Directions:
Quote the records verbatim, from the line that contains "Segment this screenshot: for" through the line that contains "controller-transmitted-mark: X <box>87", with both of those lines included. Leave the pictures out of your answer.

Dataset excerpts:
┄┄┄┄┄┄┄┄┄┄

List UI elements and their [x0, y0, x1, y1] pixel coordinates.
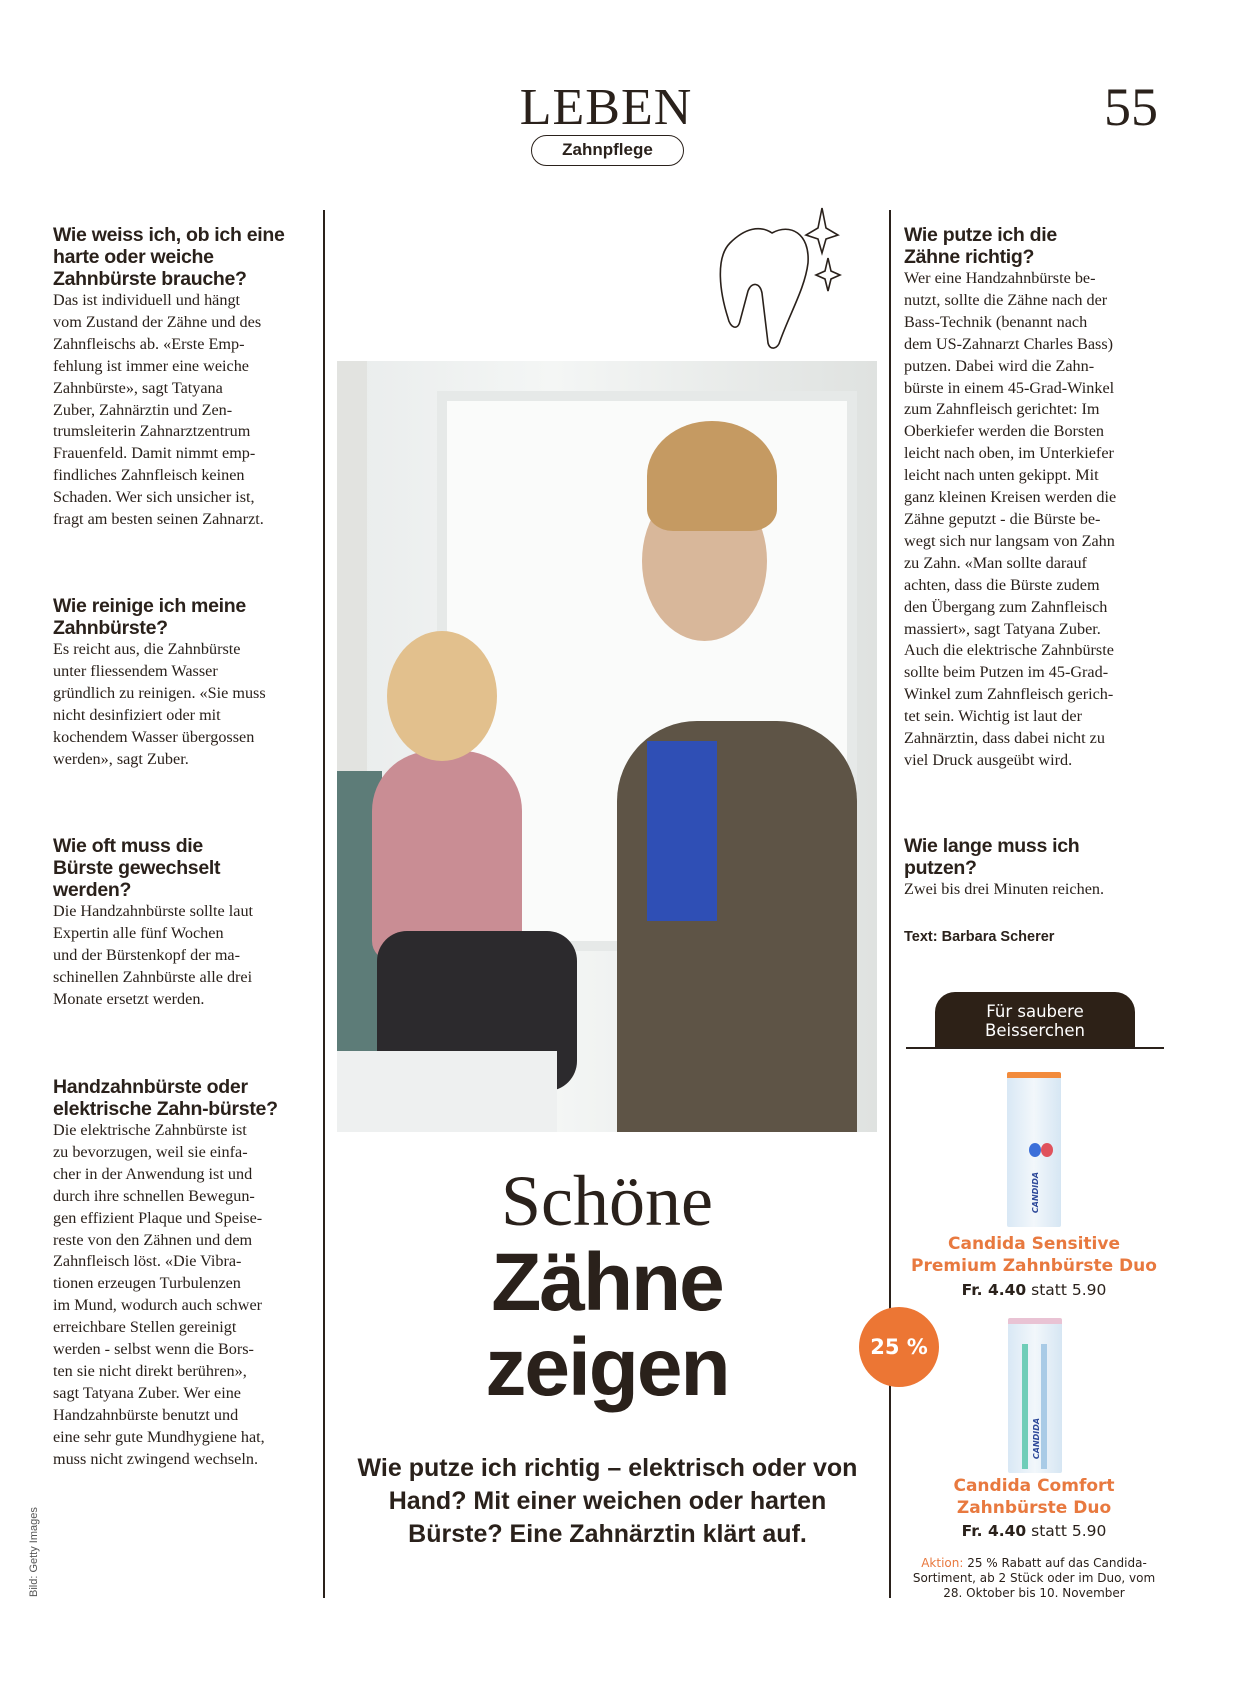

┄┄┄┄┄┄┄┄┄┄

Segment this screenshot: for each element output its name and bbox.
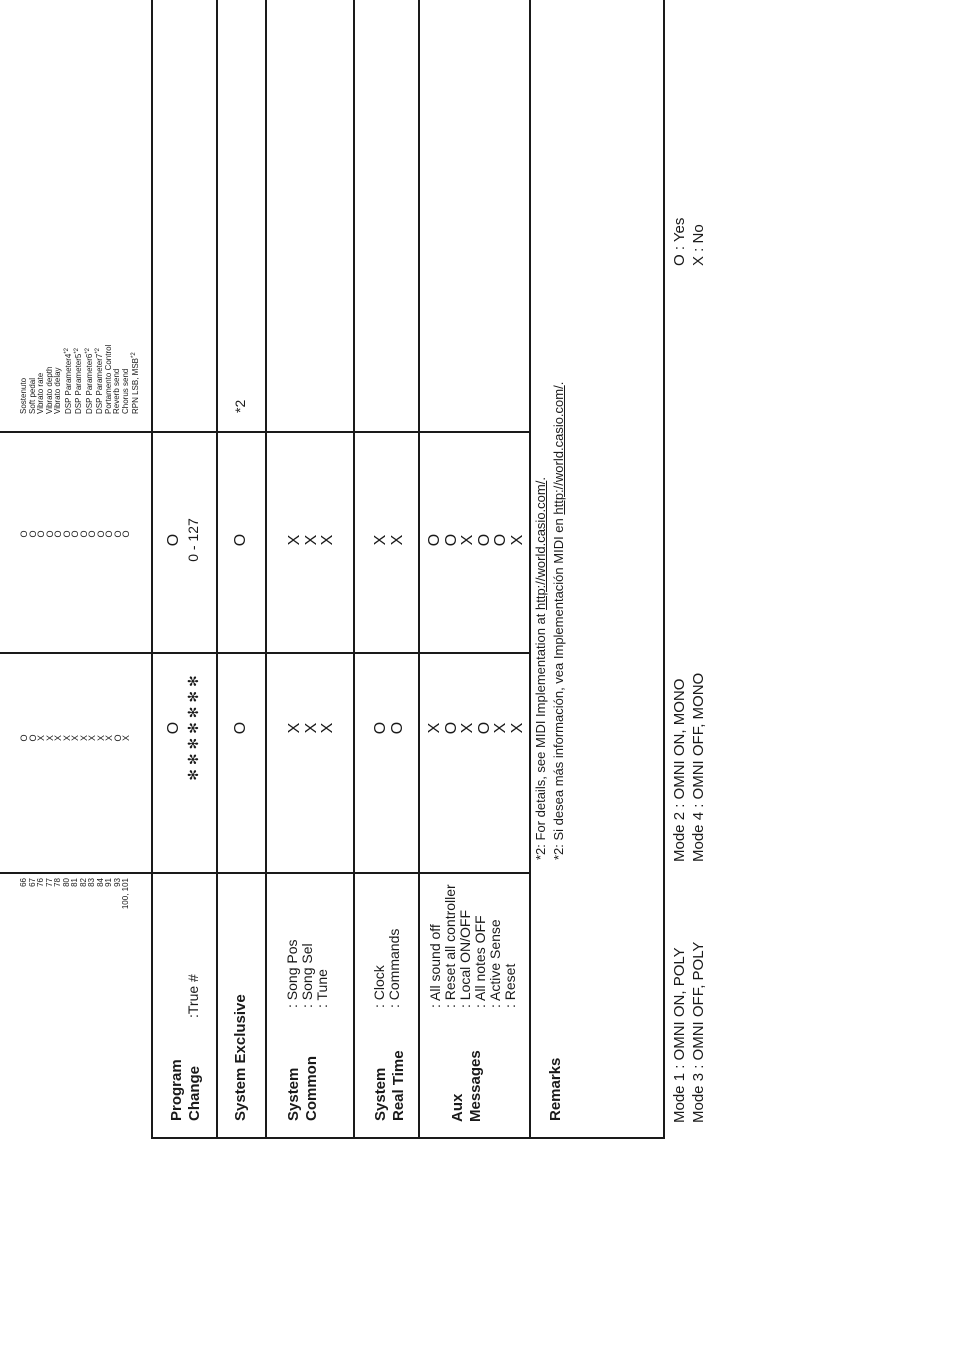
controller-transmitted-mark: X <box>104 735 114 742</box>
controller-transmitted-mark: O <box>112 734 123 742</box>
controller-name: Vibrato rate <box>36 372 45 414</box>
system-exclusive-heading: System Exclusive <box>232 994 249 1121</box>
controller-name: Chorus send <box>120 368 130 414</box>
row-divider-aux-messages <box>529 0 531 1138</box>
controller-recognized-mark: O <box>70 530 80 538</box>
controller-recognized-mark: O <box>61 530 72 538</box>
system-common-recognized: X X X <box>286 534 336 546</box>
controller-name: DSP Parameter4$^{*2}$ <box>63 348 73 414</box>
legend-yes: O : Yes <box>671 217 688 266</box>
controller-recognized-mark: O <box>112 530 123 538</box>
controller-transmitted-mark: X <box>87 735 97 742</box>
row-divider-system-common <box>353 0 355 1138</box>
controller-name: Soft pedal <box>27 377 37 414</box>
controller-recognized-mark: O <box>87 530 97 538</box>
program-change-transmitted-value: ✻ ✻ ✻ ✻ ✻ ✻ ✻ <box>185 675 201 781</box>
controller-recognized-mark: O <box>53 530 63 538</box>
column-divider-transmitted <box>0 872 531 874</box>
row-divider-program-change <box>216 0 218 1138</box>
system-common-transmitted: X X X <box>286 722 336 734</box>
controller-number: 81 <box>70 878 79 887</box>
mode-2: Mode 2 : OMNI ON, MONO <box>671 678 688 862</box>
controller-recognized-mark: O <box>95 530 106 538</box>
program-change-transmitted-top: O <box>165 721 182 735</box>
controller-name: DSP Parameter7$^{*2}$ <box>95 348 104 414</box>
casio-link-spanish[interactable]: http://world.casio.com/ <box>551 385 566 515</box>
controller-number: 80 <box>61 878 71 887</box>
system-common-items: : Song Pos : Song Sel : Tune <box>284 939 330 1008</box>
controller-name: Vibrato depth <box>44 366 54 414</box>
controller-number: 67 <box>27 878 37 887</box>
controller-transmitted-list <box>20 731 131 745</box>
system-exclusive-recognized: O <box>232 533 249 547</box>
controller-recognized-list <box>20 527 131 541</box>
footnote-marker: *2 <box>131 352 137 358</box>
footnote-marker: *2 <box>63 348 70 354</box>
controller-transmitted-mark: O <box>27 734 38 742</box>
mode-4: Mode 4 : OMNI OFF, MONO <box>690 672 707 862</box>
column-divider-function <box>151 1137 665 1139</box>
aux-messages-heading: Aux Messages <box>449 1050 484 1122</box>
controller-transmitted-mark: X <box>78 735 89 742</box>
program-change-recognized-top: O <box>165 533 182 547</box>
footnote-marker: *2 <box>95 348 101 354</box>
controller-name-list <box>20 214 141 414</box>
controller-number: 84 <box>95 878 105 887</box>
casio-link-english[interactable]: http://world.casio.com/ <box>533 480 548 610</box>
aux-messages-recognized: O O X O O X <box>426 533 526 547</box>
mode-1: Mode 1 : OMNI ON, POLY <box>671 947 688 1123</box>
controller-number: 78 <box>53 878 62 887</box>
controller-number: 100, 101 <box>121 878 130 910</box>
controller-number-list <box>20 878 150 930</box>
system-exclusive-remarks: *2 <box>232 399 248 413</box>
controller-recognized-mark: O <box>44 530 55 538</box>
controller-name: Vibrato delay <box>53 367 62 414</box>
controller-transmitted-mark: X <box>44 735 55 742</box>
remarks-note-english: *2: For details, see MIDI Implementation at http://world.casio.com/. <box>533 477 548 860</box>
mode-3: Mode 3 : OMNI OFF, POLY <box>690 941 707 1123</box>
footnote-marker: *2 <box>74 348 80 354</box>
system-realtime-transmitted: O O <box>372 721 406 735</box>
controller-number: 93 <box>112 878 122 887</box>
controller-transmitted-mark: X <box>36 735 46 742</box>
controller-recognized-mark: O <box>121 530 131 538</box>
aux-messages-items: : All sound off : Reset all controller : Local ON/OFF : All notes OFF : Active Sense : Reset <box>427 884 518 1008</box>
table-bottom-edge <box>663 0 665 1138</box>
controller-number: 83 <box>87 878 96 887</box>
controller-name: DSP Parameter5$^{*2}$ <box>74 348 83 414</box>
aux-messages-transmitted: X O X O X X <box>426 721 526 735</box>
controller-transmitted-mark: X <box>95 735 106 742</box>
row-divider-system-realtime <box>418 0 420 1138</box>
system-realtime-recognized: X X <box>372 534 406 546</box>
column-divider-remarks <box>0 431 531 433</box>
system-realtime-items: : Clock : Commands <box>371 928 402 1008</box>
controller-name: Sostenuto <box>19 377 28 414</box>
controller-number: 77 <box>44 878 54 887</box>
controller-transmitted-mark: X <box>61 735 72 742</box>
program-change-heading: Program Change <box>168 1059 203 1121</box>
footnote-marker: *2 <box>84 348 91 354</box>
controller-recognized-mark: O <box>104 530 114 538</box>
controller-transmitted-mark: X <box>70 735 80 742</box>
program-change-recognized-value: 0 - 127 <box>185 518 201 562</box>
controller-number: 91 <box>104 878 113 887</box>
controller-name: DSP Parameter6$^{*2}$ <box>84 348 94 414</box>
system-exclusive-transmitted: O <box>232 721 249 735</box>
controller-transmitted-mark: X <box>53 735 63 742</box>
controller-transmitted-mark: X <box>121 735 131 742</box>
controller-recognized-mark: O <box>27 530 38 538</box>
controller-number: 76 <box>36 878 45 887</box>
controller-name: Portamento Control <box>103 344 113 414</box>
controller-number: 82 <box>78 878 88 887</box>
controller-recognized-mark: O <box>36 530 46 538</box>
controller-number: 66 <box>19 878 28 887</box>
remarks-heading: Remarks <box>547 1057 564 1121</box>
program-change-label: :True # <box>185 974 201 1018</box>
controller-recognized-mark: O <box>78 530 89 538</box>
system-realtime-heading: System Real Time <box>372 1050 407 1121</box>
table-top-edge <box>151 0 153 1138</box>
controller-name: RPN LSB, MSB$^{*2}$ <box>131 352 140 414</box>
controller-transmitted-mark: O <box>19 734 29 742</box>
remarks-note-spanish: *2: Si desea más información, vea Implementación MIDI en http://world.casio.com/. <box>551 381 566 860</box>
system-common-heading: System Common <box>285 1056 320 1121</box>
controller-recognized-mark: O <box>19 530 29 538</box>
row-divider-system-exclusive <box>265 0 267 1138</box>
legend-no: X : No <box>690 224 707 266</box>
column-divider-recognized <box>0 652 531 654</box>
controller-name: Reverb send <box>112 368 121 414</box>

┄┄┄┄┄┄┄┄┄┄

Solved exercise:
Segment this screenshot: for each element output its name and bbox.
controller-transmitted-mark: X <box>104 735 114 742</box>
controller-transmitted-mark: O <box>112 734 123 742</box>
controller-name: Vibrato rate <box>36 372 45 414</box>
system-exclusive-heading: System Exclusive <box>232 994 249 1121</box>
controller-name: Chorus send <box>120 368 130 414</box>
row-divider-aux-messages <box>529 0 531 1138</box>
controller-recognized-mark: O <box>70 530 80 538</box>
controller-recognized-mark: O <box>61 530 72 538</box>
system-common-recognized: X X X <box>286 534 336 546</box>
controller-name: DSP Parameter4$^{*2}$ <box>63 348 73 414</box>
legend-yes: O : Yes <box>671 217 688 266</box>
controller-recognized-mark: O <box>112 530 123 538</box>
controller-transmitted-mark: X <box>87 735 97 742</box>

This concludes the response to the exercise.